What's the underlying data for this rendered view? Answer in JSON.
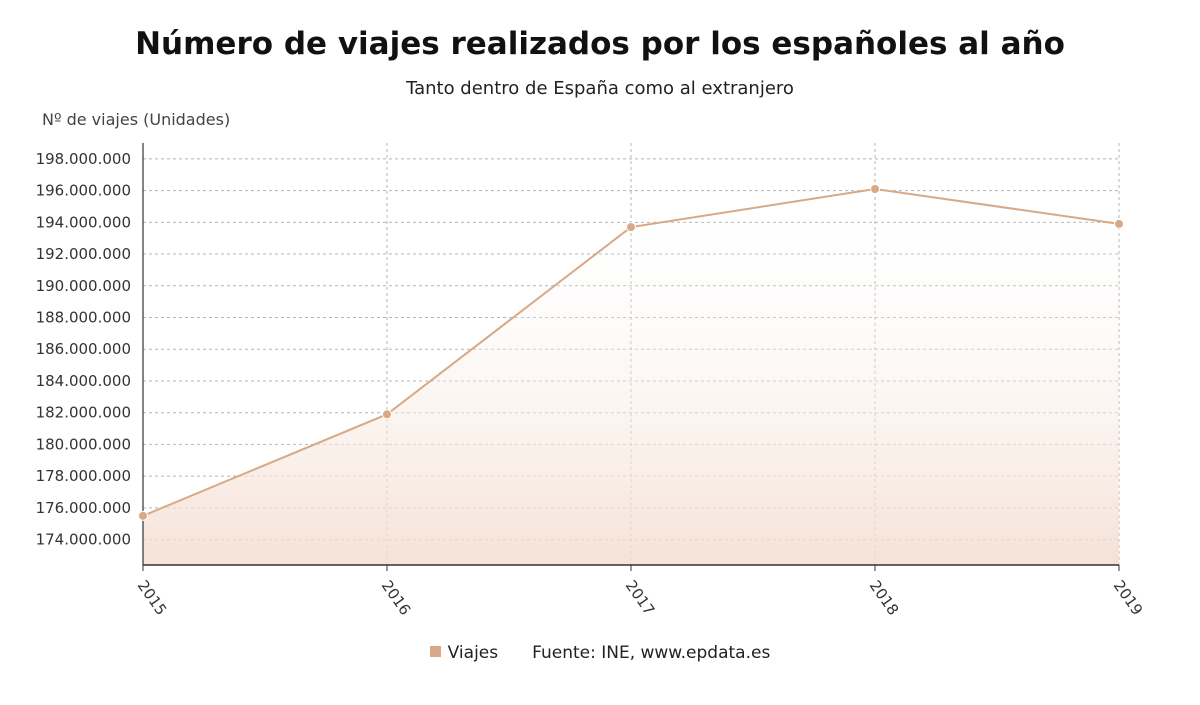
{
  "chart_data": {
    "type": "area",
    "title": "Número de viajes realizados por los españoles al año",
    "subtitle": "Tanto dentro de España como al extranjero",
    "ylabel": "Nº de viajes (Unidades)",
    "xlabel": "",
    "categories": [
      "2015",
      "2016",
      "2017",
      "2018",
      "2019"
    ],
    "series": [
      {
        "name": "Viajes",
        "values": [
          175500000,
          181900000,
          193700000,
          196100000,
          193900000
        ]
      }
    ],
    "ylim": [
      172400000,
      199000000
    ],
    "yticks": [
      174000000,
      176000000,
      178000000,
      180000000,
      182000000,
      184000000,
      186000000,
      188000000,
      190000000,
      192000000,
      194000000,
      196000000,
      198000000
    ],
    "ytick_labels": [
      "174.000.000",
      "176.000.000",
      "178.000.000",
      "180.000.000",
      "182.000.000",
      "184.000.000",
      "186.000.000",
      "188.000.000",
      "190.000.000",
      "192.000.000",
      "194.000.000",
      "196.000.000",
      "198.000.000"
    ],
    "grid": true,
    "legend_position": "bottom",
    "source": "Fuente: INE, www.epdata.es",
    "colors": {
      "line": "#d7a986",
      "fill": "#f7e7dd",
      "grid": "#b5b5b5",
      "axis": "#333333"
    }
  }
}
...
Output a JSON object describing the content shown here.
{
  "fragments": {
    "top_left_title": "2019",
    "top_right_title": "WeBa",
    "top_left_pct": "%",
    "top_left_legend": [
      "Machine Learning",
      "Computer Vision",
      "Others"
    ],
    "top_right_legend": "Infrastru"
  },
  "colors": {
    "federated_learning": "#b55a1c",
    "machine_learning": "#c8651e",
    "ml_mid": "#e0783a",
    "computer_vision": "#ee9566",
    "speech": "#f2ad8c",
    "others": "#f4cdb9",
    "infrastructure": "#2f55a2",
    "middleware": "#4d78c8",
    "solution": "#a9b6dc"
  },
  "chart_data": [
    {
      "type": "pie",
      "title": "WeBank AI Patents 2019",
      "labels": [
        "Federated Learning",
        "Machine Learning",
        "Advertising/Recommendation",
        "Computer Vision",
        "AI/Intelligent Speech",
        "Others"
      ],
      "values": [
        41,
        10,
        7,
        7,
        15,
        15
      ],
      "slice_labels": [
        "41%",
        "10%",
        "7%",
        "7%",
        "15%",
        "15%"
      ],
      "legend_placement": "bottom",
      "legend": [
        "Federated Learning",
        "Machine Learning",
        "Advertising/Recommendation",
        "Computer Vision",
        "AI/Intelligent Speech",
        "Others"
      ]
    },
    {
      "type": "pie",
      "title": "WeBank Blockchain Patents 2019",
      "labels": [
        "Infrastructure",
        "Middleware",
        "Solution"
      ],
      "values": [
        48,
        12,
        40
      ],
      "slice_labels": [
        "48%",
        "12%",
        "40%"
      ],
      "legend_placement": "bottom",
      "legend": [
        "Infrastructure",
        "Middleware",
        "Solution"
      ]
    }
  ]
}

_WHAT YOU NEED TO DO_:
Check each line of the entries for the string "JSON". Copy the lines that have it.

_ANSWER IN FULL_:
What's the underlying data for this rendered view? Answer in JSON.
Output a JSON object describing the content shown here.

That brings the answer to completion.